__Data in this exercise__
▼

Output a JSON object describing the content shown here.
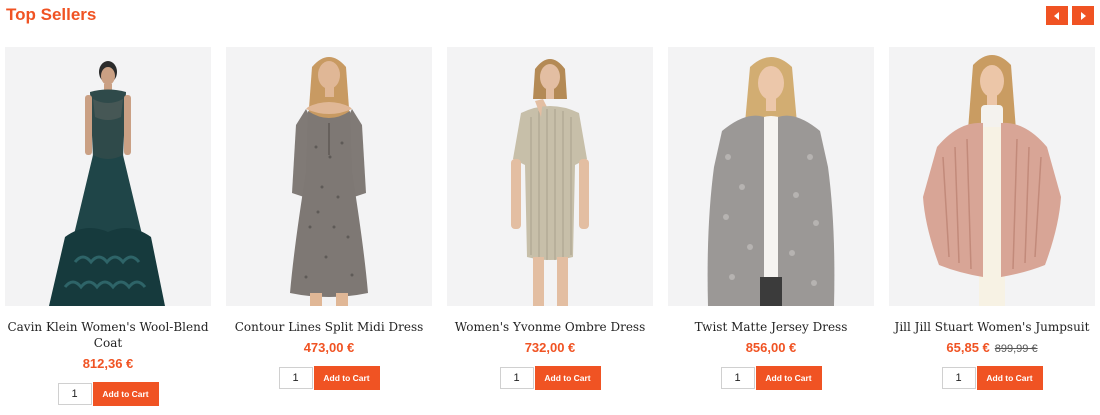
{
  "section": {
    "title": "Top Sellers"
  },
  "nav": {
    "prev_icon": "caret-left-icon",
    "next_icon": "caret-right-icon"
  },
  "colors": {
    "accent": "#f05323",
    "image_bg": "#f3f3f4"
  },
  "products": [
    {
      "name": "Cavin Klein Women's Wool-Blend Coat",
      "price": "812,36 €",
      "old_price": "",
      "qty": "1",
      "cart_label": "Add to Cart",
      "image": "woman-in-dark-teal-gown"
    },
    {
      "name": "Contour Lines Split Midi Dress",
      "price": "473,00 €",
      "old_price": "",
      "qty": "1",
      "cart_label": "Add to Cart",
      "image": "woman-in-grey-print-mini-dress"
    },
    {
      "name": "Women's Yvonme Ombre Dress",
      "price": "732,00 €",
      "old_price": "",
      "qty": "1",
      "cart_label": "Add to Cart",
      "image": "woman-in-pleated-silver-dress"
    },
    {
      "name": "Twist Matte Jersey Dress",
      "price": "856,00 €",
      "old_price": "",
      "qty": "1",
      "cart_label": "Add to Cart",
      "image": "woman-in-grey-knit-cardigan"
    },
    {
      "name": "Jill Jill Stuart Women's Jumpsuit",
      "price": "65,85 €",
      "old_price": "899,99 €",
      "qty": "1",
      "cart_label": "Add to Cart",
      "image": "woman-in-pink-faux-fur-jacket"
    }
  ]
}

▲

From the entries above, extract each line containing "name".

__Written response__
      "name": "Cavin Klein Women's Wool-Blend Coat",
      "name": "Contour Lines Split Midi Dress",
      "name": "Women's Yvonme Ombre Dress",
      "name": "Twist Matte Jersey Dress",
      "name": "Jill Jill Stuart Women's Jumpsuit",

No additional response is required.